> **WHAT YOU SHOULD DO**:
Identify and copy all lines of the material where the string "paper" is found.

> **RECORDS FOR THIS TASK**:
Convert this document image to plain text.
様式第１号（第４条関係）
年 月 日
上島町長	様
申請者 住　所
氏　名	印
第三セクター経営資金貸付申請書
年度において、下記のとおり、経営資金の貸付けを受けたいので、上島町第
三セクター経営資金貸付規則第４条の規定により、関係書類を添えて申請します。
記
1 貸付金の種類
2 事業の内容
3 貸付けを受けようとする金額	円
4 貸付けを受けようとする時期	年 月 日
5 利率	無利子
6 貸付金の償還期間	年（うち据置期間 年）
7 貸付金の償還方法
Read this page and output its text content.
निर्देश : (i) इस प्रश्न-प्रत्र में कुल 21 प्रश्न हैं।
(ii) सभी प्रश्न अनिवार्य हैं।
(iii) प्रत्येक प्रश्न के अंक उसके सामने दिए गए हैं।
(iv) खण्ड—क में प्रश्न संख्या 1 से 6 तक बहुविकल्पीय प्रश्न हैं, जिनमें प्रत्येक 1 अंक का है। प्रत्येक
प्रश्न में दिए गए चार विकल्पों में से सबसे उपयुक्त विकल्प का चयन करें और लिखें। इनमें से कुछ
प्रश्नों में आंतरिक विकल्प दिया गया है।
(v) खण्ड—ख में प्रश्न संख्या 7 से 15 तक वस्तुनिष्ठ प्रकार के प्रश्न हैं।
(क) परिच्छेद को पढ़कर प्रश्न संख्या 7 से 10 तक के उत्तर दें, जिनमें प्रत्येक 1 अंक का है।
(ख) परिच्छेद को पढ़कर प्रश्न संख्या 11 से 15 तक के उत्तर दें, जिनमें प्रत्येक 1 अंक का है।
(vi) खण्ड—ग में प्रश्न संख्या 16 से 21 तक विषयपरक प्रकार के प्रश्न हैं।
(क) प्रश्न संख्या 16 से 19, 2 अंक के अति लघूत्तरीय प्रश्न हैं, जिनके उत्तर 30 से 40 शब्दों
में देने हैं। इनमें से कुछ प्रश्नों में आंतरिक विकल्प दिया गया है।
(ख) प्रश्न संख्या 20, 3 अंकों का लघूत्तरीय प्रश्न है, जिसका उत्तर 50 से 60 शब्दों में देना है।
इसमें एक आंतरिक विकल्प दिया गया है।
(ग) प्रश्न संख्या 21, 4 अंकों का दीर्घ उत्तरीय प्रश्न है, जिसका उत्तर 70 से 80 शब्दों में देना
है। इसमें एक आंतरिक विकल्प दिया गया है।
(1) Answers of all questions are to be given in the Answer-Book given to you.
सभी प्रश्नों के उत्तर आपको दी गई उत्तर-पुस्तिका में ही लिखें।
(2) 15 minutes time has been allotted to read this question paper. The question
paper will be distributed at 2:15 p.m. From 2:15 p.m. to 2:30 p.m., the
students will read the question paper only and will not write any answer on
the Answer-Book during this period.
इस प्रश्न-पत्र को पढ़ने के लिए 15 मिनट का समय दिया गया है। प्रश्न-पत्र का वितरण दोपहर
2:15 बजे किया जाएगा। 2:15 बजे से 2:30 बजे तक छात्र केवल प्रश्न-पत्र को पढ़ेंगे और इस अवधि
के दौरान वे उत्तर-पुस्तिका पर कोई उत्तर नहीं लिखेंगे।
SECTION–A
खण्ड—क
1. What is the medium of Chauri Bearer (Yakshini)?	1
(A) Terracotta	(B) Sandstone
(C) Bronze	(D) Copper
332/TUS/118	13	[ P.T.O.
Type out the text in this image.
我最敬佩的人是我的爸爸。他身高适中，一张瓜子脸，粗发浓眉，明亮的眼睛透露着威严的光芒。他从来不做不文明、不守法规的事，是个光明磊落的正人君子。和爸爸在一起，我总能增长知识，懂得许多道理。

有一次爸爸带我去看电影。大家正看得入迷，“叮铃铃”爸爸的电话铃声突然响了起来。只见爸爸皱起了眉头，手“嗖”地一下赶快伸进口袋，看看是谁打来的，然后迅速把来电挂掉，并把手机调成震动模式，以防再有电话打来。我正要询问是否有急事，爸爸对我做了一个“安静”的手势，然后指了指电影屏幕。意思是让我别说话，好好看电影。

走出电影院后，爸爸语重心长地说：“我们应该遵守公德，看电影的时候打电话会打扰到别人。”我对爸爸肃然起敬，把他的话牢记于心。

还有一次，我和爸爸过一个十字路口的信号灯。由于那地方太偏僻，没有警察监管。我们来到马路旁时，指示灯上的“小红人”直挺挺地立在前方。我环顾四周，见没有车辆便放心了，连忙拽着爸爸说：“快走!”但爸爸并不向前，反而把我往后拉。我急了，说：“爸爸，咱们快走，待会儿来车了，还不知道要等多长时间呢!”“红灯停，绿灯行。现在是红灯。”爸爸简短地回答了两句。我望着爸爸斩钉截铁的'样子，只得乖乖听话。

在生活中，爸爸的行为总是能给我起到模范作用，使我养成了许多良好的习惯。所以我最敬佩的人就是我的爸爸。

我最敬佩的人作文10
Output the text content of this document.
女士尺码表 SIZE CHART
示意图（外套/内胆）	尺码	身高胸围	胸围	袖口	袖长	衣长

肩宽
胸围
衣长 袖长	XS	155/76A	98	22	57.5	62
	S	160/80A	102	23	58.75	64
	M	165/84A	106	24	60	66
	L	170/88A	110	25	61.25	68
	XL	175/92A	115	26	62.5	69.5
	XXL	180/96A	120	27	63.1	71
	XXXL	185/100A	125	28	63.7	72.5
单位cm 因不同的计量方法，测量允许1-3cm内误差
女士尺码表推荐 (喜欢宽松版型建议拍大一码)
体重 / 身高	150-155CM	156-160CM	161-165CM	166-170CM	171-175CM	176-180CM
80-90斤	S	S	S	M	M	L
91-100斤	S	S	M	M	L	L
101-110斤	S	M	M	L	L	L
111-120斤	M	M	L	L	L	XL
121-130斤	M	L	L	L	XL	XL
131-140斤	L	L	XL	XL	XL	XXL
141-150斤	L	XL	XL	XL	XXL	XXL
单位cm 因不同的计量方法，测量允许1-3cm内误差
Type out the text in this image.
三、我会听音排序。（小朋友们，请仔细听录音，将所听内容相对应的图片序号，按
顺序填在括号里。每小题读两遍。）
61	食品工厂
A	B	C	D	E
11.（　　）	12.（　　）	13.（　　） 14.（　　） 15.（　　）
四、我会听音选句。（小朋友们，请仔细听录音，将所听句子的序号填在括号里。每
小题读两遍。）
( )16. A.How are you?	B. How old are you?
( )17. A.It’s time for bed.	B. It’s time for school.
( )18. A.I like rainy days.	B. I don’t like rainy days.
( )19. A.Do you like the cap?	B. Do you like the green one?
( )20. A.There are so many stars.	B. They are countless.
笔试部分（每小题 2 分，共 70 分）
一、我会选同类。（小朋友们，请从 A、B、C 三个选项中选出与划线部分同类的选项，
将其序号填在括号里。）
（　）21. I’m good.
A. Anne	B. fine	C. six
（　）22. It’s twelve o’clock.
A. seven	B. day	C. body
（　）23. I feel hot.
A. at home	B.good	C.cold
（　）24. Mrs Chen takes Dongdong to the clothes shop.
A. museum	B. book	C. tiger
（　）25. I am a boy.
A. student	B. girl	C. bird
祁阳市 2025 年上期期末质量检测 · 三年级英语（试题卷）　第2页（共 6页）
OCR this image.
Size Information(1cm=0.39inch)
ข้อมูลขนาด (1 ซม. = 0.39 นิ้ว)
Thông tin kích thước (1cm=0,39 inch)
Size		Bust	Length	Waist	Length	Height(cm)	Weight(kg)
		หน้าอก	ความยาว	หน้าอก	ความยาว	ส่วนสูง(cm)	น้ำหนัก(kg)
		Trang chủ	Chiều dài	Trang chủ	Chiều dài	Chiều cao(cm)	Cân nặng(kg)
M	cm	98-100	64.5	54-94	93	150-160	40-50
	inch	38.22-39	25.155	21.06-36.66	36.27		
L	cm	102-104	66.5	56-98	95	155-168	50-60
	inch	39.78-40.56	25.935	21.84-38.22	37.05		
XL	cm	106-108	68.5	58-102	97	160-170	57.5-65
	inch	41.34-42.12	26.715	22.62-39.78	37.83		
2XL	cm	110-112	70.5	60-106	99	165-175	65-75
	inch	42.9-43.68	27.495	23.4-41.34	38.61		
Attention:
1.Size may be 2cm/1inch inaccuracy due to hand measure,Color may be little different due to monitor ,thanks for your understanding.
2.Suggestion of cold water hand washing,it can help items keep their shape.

> **ANSWER TO THIS EXERCISE**:
(2) 15 minutes time has been allotted to read this question paper. The question
paper will be distributed at 2:15 p.m. From 2:15 p.m. to 2:30 p.m., the
students will read the question paper only and will not write any answer on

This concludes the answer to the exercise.